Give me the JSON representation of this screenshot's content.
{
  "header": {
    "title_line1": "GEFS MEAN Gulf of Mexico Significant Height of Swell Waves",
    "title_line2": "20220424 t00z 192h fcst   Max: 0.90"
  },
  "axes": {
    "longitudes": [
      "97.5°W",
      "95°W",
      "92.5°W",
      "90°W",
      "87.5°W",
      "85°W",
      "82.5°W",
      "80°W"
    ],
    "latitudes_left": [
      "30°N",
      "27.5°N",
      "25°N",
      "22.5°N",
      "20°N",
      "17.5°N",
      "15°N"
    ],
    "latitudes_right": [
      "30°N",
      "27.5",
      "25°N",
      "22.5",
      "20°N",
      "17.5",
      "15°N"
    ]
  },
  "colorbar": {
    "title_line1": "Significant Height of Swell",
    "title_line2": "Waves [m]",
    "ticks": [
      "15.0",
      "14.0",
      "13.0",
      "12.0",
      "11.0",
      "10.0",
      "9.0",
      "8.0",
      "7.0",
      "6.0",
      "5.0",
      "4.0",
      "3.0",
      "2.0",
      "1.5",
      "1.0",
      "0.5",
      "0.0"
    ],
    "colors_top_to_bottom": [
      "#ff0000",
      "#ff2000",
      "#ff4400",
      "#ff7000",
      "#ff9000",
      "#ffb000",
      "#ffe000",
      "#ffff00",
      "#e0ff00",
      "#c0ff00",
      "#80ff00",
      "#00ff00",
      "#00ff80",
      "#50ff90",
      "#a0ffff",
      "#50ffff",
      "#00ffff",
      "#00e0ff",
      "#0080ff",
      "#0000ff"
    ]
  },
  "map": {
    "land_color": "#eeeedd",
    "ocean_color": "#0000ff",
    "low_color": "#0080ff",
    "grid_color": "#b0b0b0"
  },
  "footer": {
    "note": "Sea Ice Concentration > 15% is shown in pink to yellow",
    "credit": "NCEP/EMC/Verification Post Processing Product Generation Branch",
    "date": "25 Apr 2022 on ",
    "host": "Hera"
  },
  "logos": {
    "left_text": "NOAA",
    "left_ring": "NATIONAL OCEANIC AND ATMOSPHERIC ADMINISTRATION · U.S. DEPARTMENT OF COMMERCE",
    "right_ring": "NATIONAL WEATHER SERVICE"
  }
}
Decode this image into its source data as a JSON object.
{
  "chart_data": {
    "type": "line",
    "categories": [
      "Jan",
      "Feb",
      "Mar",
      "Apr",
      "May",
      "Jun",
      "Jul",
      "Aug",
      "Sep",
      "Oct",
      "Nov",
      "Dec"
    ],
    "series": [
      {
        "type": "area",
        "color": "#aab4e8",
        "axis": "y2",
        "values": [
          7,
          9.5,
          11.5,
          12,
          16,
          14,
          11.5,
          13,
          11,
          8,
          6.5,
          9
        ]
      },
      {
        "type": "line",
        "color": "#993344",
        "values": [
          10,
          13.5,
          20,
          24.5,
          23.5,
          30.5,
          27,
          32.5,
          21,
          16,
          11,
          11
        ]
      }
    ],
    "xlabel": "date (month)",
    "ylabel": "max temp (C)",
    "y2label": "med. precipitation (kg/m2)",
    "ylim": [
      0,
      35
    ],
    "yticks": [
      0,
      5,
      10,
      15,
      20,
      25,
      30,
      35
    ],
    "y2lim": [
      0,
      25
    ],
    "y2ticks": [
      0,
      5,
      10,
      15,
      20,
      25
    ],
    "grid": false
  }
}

▬▬▬▬▬▬

§ Problem to work on
What count of lines in the listing contain the word "Waves"? Reply with the number only.

§ Right answer
2